Problems:
A - In the thread on comparing similar titles, what does the Levenshtein gem calculate?
B - From the thread on comparing similar titles, write out the stretch from "I'm a Ruby programmer" through "the same string." word for word.

— START OF Quoted text —

I'm a Ruby programmer so no experience with Python, but in Ruby such a problem would quickly be solved by using the gem Levensthein. It calculates the number of edits you need to make at a string to get to the same string.

I see there's a Python equivalent also, so take a look at https://pypi.python.org/pypi/python-Levenshtein

This should work. Python translate can be used to take out any different characters.

titles = ['Title: Sub', 'Title Sub', 'Title - Sub']
s = ': -'

if titles[1].translate(None, s) == titles[2].translate(None, s):
    match = 'True'
else 
    match = 'False'

fnmatch.fnmatch can also be handy here though designed for Unix Filename matching, consider the following examples:

>>> from fnmatch import fnmatch
>>> l
['Title: Subtitle', 'Title - Subtitle', 'Title, Subtitle', 'Title Subtitle']
>>>
>>> all(fnmatch(x, 'Title*Subtitle') for x in l)
True

Another method, would be checking if they all match an re pattern:

>>> import re
>>> l
['Title: Subtitle', 'Title - Subtitle', 'Title, Subtitle', 'Title Subtitle']
>>> all(re.search(r'^Title.*?Subtitle$', x) for x in l)
True

— END OF Quoted text —
— START OF Raw records —

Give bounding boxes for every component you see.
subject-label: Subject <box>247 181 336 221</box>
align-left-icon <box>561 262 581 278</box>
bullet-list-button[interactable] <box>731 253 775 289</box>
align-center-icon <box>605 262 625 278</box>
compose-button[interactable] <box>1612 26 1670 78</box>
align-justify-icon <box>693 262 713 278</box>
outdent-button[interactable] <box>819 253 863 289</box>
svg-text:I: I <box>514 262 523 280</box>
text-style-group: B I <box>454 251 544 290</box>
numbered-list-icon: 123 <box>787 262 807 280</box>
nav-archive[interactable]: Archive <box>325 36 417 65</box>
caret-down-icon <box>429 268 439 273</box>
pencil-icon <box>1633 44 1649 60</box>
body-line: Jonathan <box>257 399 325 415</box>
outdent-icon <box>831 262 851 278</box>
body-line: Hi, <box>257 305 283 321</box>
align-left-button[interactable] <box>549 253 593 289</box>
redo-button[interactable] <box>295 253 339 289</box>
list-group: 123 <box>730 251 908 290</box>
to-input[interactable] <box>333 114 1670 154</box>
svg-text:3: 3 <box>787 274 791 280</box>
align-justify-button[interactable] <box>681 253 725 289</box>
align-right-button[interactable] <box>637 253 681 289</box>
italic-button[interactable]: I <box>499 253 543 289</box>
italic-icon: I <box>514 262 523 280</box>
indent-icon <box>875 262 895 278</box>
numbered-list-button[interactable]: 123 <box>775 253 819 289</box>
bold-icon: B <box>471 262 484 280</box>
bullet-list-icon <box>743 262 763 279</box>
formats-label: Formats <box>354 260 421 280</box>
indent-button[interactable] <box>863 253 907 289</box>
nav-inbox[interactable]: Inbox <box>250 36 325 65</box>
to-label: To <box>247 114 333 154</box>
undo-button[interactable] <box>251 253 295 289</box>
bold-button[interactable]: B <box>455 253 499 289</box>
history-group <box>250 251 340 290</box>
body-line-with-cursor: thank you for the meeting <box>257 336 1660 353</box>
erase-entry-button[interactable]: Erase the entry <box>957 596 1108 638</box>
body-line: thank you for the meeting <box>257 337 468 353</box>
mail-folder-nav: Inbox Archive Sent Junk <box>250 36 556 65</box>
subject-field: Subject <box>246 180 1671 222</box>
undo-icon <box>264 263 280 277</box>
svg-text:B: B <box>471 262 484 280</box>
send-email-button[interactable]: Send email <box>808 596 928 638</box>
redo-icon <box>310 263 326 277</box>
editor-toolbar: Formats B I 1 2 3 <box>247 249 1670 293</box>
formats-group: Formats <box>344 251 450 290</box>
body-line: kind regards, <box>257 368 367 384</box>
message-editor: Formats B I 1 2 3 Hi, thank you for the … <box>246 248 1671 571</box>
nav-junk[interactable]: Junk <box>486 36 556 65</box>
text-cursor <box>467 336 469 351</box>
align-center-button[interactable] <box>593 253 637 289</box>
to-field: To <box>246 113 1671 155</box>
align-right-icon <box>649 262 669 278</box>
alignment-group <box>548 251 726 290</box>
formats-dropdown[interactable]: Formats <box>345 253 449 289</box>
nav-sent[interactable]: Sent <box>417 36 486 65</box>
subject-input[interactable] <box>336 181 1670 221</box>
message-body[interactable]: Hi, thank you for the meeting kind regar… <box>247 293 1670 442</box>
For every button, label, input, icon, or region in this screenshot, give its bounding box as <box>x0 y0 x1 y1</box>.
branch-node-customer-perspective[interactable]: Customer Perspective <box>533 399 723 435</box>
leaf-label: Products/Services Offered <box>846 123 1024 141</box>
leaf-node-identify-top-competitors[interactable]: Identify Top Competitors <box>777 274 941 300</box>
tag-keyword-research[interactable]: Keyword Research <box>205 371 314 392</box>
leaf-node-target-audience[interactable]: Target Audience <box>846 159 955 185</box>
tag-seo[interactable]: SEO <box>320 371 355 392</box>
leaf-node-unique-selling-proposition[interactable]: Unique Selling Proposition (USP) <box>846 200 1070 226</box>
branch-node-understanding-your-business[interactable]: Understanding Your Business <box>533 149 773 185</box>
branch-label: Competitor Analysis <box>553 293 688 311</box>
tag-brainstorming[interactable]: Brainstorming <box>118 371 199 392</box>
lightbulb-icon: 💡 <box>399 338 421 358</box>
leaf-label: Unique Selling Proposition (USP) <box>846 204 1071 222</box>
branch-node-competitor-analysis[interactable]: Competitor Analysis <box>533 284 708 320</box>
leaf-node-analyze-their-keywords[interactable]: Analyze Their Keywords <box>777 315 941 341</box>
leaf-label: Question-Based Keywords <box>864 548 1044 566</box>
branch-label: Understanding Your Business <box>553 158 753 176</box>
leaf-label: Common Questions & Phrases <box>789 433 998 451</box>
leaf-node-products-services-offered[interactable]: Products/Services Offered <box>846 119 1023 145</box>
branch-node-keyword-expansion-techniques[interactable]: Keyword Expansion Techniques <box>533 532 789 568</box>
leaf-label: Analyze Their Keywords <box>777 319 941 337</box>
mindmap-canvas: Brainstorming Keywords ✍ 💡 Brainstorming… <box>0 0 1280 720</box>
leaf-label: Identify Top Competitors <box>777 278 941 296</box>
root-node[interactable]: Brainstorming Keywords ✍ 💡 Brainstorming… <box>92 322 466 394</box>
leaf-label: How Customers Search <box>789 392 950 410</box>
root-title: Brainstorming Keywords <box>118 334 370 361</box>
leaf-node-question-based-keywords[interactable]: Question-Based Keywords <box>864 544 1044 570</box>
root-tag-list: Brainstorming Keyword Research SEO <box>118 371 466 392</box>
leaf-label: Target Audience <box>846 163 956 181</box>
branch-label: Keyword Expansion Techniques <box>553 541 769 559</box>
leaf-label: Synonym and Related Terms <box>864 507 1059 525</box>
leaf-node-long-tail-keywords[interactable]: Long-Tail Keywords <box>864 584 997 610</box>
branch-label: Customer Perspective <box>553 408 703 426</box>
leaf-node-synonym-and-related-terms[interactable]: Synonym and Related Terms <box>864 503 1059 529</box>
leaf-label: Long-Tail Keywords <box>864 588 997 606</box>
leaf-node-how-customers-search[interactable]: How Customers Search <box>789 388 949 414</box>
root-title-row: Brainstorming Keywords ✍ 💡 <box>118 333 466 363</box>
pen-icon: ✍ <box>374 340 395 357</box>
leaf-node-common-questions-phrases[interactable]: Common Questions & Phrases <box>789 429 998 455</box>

— END OF Raw records —

Solutions to each task:
A - It calculates the number of edits needed on a string to arrive at the same string.

B -
I'm a Ruby programmer so no experience with Python, but in Ruby such a problem would quickly be solved by using the gem Levensthein. It calculates the number of edits you need to make at a string to get to the same string.